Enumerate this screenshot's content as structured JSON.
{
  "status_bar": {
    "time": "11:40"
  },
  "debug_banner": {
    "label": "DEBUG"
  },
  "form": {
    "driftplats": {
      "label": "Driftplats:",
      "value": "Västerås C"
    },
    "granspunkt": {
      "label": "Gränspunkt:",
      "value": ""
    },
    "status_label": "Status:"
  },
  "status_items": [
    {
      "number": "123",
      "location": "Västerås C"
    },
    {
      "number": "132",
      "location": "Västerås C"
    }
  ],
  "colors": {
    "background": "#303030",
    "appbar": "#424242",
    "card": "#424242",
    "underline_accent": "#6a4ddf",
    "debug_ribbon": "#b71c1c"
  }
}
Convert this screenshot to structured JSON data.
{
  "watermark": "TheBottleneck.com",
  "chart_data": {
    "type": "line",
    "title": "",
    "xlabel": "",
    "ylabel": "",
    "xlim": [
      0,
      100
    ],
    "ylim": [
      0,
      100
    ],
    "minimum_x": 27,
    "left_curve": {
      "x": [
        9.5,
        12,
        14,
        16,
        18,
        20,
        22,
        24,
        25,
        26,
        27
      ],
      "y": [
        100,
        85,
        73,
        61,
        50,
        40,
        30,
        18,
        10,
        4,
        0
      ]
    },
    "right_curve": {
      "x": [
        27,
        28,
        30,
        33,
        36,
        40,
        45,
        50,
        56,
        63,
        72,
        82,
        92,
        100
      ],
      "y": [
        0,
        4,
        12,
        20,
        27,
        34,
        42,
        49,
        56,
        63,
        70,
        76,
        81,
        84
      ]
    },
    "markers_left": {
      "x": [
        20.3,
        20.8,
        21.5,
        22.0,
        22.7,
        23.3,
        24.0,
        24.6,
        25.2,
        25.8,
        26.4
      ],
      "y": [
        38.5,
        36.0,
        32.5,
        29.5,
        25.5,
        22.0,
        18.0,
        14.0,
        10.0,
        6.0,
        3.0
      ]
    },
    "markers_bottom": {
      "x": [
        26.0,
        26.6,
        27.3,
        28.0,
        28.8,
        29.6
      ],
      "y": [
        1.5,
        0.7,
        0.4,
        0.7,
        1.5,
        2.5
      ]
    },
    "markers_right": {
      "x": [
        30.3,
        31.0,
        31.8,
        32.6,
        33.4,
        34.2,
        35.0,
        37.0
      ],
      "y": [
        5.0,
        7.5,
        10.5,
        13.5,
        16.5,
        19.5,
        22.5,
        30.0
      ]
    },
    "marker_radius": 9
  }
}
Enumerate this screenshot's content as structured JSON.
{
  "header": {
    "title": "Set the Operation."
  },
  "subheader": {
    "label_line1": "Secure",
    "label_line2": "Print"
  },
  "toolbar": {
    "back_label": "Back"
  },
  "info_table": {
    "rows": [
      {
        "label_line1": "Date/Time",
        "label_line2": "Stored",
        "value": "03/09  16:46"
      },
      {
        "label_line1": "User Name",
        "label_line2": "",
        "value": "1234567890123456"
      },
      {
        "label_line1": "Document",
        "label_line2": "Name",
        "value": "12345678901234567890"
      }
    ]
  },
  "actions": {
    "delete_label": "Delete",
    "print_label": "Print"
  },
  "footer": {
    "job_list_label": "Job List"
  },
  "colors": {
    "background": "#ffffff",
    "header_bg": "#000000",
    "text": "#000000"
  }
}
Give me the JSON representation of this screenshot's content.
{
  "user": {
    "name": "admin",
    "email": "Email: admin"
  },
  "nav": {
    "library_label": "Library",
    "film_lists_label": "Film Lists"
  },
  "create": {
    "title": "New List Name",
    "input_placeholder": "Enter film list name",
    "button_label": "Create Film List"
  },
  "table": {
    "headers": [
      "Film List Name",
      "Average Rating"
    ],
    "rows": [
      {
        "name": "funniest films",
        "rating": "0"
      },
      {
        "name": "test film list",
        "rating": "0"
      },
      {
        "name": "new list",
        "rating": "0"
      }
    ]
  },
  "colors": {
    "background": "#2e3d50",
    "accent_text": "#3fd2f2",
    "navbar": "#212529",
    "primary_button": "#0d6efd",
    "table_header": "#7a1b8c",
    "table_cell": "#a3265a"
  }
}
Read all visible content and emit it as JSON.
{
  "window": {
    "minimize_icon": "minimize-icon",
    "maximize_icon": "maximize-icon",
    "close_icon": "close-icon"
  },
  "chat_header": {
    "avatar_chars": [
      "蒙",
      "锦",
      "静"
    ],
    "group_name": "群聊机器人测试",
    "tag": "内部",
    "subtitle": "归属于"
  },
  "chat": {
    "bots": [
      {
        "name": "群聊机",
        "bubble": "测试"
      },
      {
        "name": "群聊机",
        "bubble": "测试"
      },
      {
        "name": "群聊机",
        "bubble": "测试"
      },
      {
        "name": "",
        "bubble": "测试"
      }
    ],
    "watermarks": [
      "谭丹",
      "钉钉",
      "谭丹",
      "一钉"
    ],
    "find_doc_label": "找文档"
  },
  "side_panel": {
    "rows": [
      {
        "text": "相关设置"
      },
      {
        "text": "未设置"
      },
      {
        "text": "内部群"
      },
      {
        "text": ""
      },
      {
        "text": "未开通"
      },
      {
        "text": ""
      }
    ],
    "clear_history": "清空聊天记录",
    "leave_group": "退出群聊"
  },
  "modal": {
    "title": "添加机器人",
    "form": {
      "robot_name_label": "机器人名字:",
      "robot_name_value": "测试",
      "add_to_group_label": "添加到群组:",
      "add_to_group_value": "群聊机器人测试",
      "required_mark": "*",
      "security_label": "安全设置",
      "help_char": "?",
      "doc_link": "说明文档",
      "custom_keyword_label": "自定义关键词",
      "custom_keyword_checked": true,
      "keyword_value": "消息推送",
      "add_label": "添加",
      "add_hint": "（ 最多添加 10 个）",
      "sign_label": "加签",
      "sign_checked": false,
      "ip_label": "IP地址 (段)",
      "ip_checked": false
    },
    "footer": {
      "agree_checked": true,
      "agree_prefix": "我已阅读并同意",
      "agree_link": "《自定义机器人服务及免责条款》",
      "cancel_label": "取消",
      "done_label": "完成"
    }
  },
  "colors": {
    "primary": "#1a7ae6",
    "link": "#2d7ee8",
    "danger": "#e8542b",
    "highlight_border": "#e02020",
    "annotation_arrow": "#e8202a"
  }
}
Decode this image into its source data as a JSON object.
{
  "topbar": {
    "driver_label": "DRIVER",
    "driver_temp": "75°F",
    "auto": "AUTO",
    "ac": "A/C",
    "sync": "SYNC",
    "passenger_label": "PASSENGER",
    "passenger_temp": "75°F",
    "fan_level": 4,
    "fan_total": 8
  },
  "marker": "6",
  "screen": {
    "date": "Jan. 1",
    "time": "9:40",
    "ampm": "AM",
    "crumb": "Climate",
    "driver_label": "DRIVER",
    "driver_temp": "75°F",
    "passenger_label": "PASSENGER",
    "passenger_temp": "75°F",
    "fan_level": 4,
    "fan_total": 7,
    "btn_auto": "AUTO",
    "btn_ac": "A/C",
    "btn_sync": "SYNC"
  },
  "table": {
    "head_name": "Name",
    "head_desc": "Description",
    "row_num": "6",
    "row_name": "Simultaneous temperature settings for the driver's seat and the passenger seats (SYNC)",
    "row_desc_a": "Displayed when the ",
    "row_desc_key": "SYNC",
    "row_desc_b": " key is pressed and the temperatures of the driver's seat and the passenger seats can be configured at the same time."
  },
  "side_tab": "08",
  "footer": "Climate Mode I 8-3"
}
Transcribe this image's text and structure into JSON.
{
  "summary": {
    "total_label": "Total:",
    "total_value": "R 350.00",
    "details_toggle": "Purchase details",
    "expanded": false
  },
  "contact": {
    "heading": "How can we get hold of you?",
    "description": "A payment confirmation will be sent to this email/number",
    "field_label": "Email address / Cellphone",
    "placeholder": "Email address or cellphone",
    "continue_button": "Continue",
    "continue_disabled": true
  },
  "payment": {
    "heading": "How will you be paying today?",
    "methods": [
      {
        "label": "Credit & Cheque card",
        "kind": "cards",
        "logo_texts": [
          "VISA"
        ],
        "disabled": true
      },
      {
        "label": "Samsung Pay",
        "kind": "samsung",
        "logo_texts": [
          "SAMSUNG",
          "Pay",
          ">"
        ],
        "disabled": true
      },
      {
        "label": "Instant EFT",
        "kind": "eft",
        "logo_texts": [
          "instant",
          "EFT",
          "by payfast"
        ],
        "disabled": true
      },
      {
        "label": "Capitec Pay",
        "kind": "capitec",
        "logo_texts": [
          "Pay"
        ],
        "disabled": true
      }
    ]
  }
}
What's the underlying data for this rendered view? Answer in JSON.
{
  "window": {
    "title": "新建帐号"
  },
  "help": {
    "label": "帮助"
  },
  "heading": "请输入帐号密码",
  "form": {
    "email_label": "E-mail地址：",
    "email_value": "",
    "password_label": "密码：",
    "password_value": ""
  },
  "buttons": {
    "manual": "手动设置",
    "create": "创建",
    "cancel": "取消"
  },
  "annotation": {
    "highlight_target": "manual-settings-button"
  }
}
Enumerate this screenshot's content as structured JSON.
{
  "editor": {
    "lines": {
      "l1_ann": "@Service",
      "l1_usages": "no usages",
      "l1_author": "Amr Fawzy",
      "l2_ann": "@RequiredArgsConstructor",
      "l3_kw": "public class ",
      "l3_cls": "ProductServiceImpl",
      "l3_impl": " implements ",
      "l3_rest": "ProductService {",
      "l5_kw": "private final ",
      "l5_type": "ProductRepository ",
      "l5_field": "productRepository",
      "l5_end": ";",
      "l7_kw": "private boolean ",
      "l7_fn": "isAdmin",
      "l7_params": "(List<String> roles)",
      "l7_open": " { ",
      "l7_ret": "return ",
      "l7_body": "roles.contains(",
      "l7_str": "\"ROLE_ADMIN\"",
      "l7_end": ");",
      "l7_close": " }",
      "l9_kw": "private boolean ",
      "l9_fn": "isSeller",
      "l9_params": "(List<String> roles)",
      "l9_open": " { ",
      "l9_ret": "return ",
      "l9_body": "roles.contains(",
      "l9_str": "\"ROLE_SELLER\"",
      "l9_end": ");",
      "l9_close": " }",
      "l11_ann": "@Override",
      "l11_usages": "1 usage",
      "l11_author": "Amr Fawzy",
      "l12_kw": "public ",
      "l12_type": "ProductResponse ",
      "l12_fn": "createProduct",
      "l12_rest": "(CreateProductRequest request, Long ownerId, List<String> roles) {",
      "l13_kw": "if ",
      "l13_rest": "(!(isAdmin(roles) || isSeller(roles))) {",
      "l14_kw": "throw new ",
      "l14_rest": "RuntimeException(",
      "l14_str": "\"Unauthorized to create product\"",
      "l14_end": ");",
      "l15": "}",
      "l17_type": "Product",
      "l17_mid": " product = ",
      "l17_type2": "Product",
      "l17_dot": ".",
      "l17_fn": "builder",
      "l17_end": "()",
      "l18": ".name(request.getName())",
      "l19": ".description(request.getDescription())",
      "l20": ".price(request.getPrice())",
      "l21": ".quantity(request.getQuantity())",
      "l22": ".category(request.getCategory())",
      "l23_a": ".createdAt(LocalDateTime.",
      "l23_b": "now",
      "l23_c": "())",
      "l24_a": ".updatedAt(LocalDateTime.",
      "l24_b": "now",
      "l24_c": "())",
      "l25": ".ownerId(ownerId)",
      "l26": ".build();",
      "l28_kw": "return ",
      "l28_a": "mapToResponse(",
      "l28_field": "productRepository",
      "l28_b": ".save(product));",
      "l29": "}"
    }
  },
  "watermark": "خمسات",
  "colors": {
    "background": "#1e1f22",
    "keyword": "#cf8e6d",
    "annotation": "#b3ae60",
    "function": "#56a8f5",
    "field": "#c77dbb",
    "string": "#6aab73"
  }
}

> [WHAT TO WORK ON]: Find each line holding the word "roles" and copy it.

> [WRITTEN SOLUTION]:
      "l7_params": "(List<String> roles)",
      "l7_body": "roles.contains(",
      "l9_params": "(List<String> roles)",
      "l9_body": "roles.contains(",
      "l12_rest": "(CreateProductRequest request, Long ownerId, List<String> roles) {",
      "l13_rest": "(!(isAdmin(roles) || isSeller(roles))) {",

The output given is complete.